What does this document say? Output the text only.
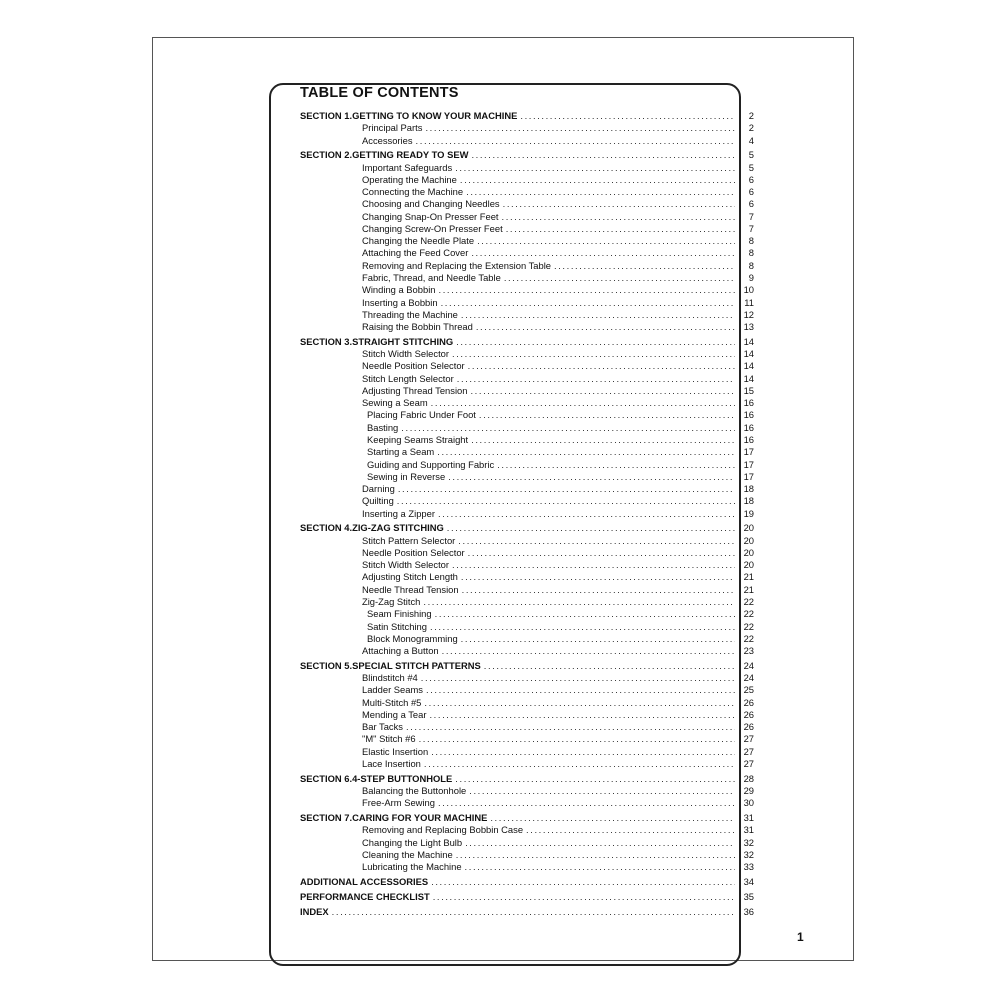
TABLE OF CONTENTS
SECTION 1. GETTING TO KNOW YOUR MACHINE .....	2
Principal Parts .....	2
Accessories .....	4
SECTION 2. GETTING READY TO SEW .....	5
Important Safeguards .....	5
Operating the Machine .....	6
Connecting the Machine .....	6
Choosing and Changing Needles .....	6
Changing Snap-On Presser Feet .....	7
Changing Screw-On Presser Feet .....	7
Changing the Needle Plate .....	8
Attaching the Feed Cover .....	8
Removing and Replacing the Extension Table .....	8
Fabric, Thread, and Needle Table .....	9
Winding a Bobbin .....	10
Inserting a Bobbin .....	11
Threading the Machine .....	12
Raising the Bobbin Thread .....	13
SECTION 3. STRAIGHT STITCHING .....	14
Stitch Width Selector .....	14
Needle Position Selector .....	14
Stitch Length Selector .....	14
Adjusting Thread Tension .....	15
Sewing a Seam .....	16
Placing Fabric Under Foot .....	16
Basting .....	16
Keeping Seams Straight .....	16
Starting a Seam .....	17
Guiding and Supporting Fabric .....	17
Sewing in Reverse .....	17
Darning .....	18
Quilting .....	18
Inserting a Zipper .....	19
SECTION 4. ZIG-ZAG STITCHING .....	20
Stitch Pattern Selector .....	20
Needle Position Selector .....	20
Stitch Width Selector .....	20
Adjusting Stitch Length .....	21
Needle Thread Tension .....	21
Zig-Zag Stitch .....	22
Seam Finishing .....	22
Satin Stitching .....	22
Block Monogramming .....	22
Attaching a Button .....	23
SECTION 5. SPECIAL STITCH PATTERNS .....	24
Blindstitch #4 .....	24
Ladder Seams .....	25
Multi-Stitch #5 .....	26
Mending a Tear .....	26
Bar Tacks .....	26
"M" Stitch #6 .....	27
Elastic Insertion .....	27
Lace Insertion .....	27
SECTION 6. 4-STEP BUTTONHOLE .....	28
Balancing the Buttonhole .....	29
Free-Arm Sewing .....	30
SECTION 7. CARING FOR YOUR MACHINE .....	31
Removing and Replacing Bobbin Case .....	31
Changing the Light Bulb .....	32
Cleaning the Machine .....	32
Lubricating the Machine .....	33
ADDITIONAL ACCESSORIES .....	34
PERFORMANCE CHECKLIST .....	35
INDEX .....	36
1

--

— Written task —
Write the listing out a second time exactly, dropping all images.

— Solved exercise —
What does this document say? Output the text only.
TABLE OF CONTENTS
SECTION 1. GETTING TO KNOW YOUR MACHINE .....	2
Principal Parts .....	2
Accessories .....	4
SECTION 2. GETTING READY TO SEW .....	5
Important Safeguards .....	5
Operating the Machine .....	6
Connecting the Machine .....	6
Choosing and Changing Needles .....	6
Changing Snap-On Presser Feet .....	7
Changing Screw-On Presser Feet .....	7
Changing the Needle Plate .....	8
Attaching the Feed Cover .....	8
Removing and Replacing the Extension Table .....	8
Fabric, Thread, and Needle Table .....	9
Winding a Bobbin .....	10
Inserting a Bobbin .....	11
Threading the Machine .....	12
Raising the Bobbin Thread .....	13
SECTION 3. STRAIGHT STITCHING .....	14
Stitch Width Selector .....	14
Needle Position Selector .....	14
Stitch Length Selector .....	14
Adjusting Thread Tension .....	15
Sewing a Seam .....	16
Placing Fabric Under Foot .....	16
Basting .....	16
Keeping Seams Straight .....	16
Starting a Seam .....	17
Guiding and Supporting Fabric .....	17
Sewing in Reverse .....	17
Darning .....	18
Quilting .....	18
Inserting a Zipper .....	19
SECTION 4. ZIG-ZAG STITCHING .....	20
Stitch Pattern Selector .....	20
Needle Position Selector .....	20
Stitch Width Selector .....	20
Adjusting Stitch Length .....	21
Needle Thread Tension .....	21
Zig-Zag Stitch .....	22
Seam Finishing .....	22
Satin Stitching .....	22
Block Monogramming .....	22
Attaching a Button .....	23
SECTION 5. SPECIAL STITCH PATTERNS .....	24
Blindstitch #4 .....	24
Ladder Seams .....	25
Multi-Stitch #5 .....	26
Mending a Tear .....	26
Bar Tacks .....	26
"M" Stitch #6 .....	27
Elastic Insertion .....	27
Lace Insertion .....	27
SECTION 6. 4-STEP BUTTONHOLE .....	28
Balancing the Buttonhole .....	29
Free-Arm Sewing .....	30
SECTION 7. CARING FOR YOUR MACHINE .....	31
Removing and Replacing Bobbin Case .....	31
Changing the Light Bulb .....	32
Cleaning the Machine .....	32
Lubricating the Machine .....	33
ADDITIONAL ACCESSORIES .....	34
PERFORMANCE CHECKLIST .....	35
INDEX .....	36
1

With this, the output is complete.